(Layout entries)
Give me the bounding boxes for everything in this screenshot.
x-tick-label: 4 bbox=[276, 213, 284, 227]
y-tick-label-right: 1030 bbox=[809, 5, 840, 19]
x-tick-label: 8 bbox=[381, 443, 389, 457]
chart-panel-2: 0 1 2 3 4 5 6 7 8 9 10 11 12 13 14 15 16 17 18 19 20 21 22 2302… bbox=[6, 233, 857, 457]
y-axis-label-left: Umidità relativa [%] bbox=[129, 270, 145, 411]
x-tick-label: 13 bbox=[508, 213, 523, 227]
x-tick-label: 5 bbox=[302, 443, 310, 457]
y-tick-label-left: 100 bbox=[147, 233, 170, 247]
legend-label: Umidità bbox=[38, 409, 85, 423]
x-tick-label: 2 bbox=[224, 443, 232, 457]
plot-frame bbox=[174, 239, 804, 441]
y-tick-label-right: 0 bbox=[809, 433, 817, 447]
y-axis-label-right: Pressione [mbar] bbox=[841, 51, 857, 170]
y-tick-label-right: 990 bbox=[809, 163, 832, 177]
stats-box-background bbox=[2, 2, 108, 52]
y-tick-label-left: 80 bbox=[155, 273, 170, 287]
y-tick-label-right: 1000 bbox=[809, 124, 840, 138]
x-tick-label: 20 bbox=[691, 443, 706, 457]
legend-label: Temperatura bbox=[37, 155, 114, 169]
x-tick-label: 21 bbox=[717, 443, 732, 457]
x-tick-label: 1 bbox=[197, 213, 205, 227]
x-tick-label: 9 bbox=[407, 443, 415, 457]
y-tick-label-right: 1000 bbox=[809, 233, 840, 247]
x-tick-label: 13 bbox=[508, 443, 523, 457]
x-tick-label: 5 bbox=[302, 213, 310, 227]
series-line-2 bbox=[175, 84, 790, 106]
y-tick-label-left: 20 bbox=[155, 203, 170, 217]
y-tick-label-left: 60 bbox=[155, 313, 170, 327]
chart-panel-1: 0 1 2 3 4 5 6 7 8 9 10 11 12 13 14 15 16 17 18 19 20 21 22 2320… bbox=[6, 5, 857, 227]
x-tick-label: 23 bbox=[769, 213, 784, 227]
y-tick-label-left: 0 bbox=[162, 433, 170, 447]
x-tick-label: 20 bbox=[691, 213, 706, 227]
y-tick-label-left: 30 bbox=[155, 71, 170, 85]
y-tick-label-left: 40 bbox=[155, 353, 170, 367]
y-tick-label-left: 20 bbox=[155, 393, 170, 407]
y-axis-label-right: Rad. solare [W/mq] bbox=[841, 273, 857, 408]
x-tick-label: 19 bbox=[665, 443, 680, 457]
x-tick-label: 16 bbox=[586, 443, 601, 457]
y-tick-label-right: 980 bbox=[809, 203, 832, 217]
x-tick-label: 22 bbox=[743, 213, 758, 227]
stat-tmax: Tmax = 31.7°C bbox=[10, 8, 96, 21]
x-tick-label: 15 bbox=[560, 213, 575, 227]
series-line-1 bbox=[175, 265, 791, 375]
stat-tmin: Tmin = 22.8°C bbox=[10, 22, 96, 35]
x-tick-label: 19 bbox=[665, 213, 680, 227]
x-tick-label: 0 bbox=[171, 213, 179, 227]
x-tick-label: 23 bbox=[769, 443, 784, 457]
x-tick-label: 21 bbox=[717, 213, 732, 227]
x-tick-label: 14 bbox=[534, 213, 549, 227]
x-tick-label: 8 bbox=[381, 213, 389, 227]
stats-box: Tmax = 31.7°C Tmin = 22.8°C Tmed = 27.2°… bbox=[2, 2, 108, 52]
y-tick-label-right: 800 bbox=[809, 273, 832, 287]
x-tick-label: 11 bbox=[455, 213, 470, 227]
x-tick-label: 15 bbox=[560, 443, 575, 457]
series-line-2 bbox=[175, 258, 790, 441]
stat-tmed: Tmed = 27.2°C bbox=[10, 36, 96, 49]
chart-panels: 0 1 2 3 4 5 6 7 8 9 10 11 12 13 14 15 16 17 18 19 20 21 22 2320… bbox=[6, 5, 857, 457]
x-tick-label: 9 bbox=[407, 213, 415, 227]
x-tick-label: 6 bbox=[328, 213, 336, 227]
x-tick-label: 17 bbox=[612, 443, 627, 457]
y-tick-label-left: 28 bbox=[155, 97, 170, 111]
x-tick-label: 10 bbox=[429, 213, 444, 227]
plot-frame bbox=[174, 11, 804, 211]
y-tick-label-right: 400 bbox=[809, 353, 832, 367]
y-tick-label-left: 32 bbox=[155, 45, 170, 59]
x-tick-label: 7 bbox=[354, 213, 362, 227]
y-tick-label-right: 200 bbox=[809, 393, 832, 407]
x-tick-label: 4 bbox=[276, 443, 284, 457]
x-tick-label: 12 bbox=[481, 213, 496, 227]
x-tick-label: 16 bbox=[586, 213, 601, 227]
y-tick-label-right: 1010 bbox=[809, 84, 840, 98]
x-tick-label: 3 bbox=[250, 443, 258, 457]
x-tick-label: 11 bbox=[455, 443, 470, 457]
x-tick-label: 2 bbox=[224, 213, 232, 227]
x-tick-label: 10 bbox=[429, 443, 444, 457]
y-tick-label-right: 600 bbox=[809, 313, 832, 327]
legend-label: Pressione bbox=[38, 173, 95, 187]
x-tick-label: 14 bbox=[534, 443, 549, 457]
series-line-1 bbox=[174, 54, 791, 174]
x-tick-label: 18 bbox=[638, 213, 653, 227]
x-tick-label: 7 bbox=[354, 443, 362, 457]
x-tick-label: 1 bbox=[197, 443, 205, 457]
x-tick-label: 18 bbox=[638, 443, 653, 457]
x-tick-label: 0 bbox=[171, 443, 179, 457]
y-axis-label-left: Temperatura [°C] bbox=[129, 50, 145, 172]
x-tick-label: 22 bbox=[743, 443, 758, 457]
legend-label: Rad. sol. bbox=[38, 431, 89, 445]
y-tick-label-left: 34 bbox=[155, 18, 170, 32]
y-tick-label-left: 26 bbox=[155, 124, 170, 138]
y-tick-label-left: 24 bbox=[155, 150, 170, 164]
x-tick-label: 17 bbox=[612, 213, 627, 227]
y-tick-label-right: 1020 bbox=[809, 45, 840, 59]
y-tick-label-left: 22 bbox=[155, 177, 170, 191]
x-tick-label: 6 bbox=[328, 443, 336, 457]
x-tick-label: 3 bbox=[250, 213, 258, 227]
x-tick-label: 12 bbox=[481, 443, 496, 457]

▶ [DIRECTIVE]
Retype the entries word for word, beginning with the first line and continuing through the line containing "x-tick-label: 13 bbox=[508, 443, 523, 457]".

▶ [FINISHED TASK]
Give me the bounding boxes for everything in this screenshot.
x-tick-label: 4 bbox=[276, 213, 284, 227]
y-tick-label-right: 1030 bbox=[809, 5, 840, 19]
x-tick-label: 8 bbox=[381, 443, 389, 457]
chart-panel-2: 0 1 2 3 4 5 6 7 8 9 10 11 12 13 14 15 16 17 18 19 20 21 22 2302… bbox=[6, 233, 857, 457]
y-axis-label-left: Umidità relativa [%] bbox=[129, 270, 145, 411]
x-tick-label: 13 bbox=[508, 213, 523, 227]
x-tick-label: 5 bbox=[302, 443, 310, 457]
y-tick-label-left: 100 bbox=[147, 233, 170, 247]
legend-label: Umidità bbox=[38, 409, 85, 423]
x-tick-label: 2 bbox=[224, 443, 232, 457]
plot-frame bbox=[174, 239, 804, 441]
y-tick-label-right: 0 bbox=[809, 433, 817, 447]
y-axis-label-right: Pressione [mbar] bbox=[841, 51, 857, 170]
y-tick-label-right: 990 bbox=[809, 163, 832, 177]
stats-box-background bbox=[2, 2, 108, 52]
y-tick-label-left: 80 bbox=[155, 273, 170, 287]
y-tick-label-right: 1000 bbox=[809, 124, 840, 138]
x-tick-label: 20 bbox=[691, 443, 706, 457]
legend-label: Temperatura bbox=[37, 155, 114, 169]
x-tick-label: 21 bbox=[717, 443, 732, 457]
x-tick-label: 1 bbox=[197, 213, 205, 227]
x-tick-label: 9 bbox=[407, 443, 415, 457]
y-tick-label-right: 1000 bbox=[809, 233, 840, 247]
x-tick-label: 13 bbox=[508, 443, 523, 457]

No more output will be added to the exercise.